── Dataset rows ──

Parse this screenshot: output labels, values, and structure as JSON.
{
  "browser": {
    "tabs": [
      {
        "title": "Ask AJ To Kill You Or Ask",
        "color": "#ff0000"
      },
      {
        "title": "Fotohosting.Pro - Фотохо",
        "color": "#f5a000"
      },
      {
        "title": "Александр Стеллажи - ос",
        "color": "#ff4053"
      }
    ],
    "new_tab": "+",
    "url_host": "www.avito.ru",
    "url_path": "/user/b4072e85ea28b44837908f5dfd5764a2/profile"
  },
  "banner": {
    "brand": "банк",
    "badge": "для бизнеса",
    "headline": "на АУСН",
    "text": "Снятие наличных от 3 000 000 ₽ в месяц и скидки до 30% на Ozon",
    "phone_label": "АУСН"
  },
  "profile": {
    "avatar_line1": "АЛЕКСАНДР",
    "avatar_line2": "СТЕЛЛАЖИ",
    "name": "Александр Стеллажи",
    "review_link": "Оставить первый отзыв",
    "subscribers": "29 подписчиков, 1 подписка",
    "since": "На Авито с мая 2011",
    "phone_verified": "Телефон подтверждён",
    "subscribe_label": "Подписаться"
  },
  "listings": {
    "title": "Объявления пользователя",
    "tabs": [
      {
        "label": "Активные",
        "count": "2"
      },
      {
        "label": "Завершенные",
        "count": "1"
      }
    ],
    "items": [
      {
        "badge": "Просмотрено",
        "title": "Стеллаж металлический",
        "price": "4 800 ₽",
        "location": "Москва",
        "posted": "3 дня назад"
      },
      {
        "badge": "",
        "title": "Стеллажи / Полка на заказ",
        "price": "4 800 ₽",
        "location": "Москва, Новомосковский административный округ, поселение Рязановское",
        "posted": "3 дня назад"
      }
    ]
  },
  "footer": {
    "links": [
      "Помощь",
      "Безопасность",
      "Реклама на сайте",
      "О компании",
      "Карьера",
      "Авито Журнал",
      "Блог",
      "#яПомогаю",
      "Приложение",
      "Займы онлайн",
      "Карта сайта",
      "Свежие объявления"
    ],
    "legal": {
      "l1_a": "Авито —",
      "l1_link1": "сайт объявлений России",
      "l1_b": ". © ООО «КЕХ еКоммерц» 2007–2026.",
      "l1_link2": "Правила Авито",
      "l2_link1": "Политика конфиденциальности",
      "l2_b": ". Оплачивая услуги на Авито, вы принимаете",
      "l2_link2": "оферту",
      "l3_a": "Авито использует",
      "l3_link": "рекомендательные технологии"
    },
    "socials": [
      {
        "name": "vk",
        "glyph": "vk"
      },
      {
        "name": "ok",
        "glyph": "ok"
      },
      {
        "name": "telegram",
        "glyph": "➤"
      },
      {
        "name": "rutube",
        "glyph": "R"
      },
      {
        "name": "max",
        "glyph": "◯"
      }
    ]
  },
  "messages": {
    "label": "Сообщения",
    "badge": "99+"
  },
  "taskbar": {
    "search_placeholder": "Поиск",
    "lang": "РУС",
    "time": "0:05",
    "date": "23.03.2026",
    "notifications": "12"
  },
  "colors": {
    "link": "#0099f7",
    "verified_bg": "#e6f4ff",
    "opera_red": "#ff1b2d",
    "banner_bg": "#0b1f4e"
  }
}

───

**Given problem**
Your answer should be one number: the count of lines in the data above that include the word "Авито".

**Reply**
6